**** DATA ENTRIES

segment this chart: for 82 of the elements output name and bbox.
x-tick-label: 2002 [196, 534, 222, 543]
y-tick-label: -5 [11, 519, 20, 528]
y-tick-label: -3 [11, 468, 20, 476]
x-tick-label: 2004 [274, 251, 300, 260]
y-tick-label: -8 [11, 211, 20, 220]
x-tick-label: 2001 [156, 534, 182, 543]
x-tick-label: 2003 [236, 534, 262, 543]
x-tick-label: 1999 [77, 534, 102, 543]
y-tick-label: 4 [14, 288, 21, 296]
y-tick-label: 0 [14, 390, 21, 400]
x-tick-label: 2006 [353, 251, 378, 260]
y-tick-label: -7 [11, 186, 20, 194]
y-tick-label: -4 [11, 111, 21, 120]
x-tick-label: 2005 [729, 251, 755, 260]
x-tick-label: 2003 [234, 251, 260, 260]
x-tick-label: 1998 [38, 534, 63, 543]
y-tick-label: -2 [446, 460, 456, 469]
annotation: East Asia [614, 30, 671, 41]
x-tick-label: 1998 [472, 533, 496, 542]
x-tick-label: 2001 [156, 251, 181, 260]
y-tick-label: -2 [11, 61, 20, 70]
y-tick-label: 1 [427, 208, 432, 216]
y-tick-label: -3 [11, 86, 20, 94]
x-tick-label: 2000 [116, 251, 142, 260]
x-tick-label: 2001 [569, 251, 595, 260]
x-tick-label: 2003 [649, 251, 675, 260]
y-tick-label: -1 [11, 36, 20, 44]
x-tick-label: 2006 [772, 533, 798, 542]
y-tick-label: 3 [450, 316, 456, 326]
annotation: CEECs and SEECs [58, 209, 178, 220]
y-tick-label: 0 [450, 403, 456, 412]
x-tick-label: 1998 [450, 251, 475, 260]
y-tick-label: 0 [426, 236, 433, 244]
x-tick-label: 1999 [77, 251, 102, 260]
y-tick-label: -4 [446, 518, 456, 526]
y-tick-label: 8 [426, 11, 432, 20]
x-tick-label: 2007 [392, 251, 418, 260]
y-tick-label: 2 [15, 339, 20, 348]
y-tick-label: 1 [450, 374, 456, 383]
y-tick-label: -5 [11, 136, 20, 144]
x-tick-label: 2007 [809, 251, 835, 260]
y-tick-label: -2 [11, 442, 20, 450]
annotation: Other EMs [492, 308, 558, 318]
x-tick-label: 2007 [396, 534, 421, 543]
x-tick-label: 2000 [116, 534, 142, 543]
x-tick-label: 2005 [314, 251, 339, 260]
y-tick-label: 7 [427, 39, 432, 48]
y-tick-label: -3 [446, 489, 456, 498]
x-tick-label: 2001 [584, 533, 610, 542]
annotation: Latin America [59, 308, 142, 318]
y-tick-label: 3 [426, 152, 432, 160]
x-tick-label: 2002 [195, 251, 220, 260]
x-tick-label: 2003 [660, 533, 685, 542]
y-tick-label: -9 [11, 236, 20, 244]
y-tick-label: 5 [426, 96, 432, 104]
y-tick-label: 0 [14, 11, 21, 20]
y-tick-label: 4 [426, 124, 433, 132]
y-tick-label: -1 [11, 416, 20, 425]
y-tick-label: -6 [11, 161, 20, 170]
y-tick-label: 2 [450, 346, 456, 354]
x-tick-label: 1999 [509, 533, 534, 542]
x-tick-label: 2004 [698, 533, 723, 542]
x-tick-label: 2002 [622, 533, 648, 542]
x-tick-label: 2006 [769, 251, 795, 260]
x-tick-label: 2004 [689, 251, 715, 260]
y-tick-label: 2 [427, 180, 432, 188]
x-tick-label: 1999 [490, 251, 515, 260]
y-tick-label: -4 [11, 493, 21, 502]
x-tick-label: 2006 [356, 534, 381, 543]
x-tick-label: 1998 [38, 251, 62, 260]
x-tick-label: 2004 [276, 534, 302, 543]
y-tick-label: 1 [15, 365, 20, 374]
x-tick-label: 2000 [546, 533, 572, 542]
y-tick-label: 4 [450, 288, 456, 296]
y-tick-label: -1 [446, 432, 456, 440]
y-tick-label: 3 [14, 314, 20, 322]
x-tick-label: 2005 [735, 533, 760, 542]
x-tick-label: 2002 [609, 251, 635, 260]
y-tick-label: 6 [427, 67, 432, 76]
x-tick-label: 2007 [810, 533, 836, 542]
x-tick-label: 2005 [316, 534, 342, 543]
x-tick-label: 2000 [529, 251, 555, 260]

********

• **WRITTEN INSTRUCTION**:
Retype the stretch of data above, from its first line through the line containing "y-tick-label: 2 [15, 339, 20, 348]". Include both end lines and change nothing in any of them.

• **RESULT**:
segment this chart: for 82 of the elements output name and bbox.
x-tick-label: 2002 [196, 534, 222, 543]
y-tick-label: -5 [11, 519, 20, 528]
y-tick-label: -3 [11, 468, 20, 476]
x-tick-label: 2004 [274, 251, 300, 260]
y-tick-label: -8 [11, 211, 20, 220]
x-tick-label: 2001 [156, 534, 182, 543]
x-tick-label: 2003 [236, 534, 262, 543]
x-tick-label: 1999 [77, 534, 102, 543]
y-tick-label: 4 [14, 288, 21, 296]
y-tick-label: 0 [14, 390, 21, 400]
x-tick-label: 2006 [353, 251, 378, 260]
y-tick-label: -7 [11, 186, 20, 194]
y-tick-label: -4 [11, 111, 21, 120]
x-tick-label: 2005 [729, 251, 755, 260]
x-tick-label: 2003 [234, 251, 260, 260]
x-tick-label: 1998 [38, 534, 63, 543]
y-tick-label: -2 [446, 460, 456, 469]
annotation: East Asia [614, 30, 671, 41]
x-tick-label: 1998 [472, 533, 496, 542]
x-tick-label: 2001 [156, 251, 181, 260]
y-tick-label: -2 [11, 61, 20, 70]
y-tick-label: 1 [427, 208, 432, 216]
y-tick-label: -3 [11, 86, 20, 94]
x-tick-label: 2000 [116, 251, 142, 260]
x-tick-label: 2001 [569, 251, 595, 260]
x-tick-label: 2003 [649, 251, 675, 260]
y-tick-label: -1 [11, 36, 20, 44]
x-tick-label: 2006 [772, 533, 798, 542]
y-tick-label: 3 [450, 316, 456, 326]
annotation: CEECs and SEECs [58, 209, 178, 220]
y-tick-label: 0 [450, 403, 456, 412]
x-tick-label: 1998 [450, 251, 475, 260]
y-tick-label: 0 [426, 236, 433, 244]
x-tick-label: 1999 [77, 251, 102, 260]
y-tick-label: -4 [446, 518, 456, 526]
y-tick-label: 8 [426, 11, 432, 20]
x-tick-label: 2007 [392, 251, 418, 260]
y-tick-label: 2 [15, 339, 20, 348]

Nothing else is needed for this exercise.